== Dataset

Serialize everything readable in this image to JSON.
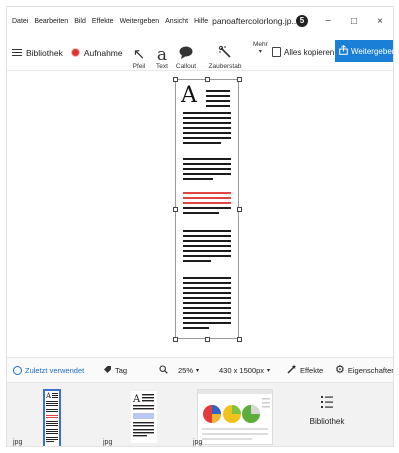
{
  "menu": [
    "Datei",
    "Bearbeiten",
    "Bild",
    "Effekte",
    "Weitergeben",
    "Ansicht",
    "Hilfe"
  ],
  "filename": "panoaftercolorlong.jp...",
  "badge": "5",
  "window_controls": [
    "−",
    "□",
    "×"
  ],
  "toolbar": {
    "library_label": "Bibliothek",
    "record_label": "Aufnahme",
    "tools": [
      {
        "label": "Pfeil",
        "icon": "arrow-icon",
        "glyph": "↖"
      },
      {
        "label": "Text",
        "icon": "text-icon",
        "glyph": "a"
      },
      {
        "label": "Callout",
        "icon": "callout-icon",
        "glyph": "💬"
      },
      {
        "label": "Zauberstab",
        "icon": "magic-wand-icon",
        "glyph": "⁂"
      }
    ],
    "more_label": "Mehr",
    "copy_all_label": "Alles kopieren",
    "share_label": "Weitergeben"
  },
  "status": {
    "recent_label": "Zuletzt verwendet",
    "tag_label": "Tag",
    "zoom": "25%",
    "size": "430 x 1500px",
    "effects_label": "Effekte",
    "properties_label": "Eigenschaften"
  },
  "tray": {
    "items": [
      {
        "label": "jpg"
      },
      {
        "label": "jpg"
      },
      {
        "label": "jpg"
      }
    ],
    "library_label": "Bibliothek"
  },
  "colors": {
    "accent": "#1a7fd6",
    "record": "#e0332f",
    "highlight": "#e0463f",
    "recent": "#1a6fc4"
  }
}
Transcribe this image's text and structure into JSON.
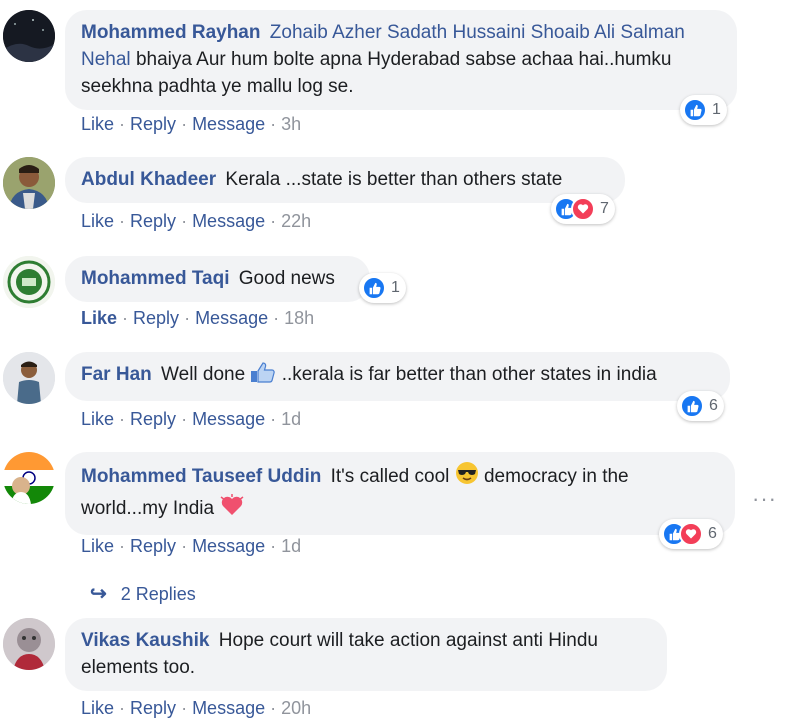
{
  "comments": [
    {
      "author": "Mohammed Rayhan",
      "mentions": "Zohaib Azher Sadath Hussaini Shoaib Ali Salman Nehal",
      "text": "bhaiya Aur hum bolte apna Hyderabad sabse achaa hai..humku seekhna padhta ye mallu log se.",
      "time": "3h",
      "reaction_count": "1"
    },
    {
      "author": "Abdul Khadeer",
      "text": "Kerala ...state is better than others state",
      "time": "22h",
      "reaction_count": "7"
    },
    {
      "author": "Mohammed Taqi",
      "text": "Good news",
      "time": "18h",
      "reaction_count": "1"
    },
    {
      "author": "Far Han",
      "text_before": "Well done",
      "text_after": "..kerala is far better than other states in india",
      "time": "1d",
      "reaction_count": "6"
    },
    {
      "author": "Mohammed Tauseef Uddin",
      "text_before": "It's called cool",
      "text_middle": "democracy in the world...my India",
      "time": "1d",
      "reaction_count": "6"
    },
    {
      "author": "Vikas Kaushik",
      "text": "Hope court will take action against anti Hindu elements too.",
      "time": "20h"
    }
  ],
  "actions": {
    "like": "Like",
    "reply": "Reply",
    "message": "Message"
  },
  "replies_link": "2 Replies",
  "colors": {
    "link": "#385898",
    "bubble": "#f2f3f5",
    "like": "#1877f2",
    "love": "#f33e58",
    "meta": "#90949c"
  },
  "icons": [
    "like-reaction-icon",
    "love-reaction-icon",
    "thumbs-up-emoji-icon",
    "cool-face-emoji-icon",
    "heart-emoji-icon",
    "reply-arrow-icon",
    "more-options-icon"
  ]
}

====

__Written task__: Go through the listing above and return every line where the word "better" occurs.

__Worked solution__:
      "text": "Kerala ...state is better than others state",
      "text_after": "..kerala is far better than other states in india",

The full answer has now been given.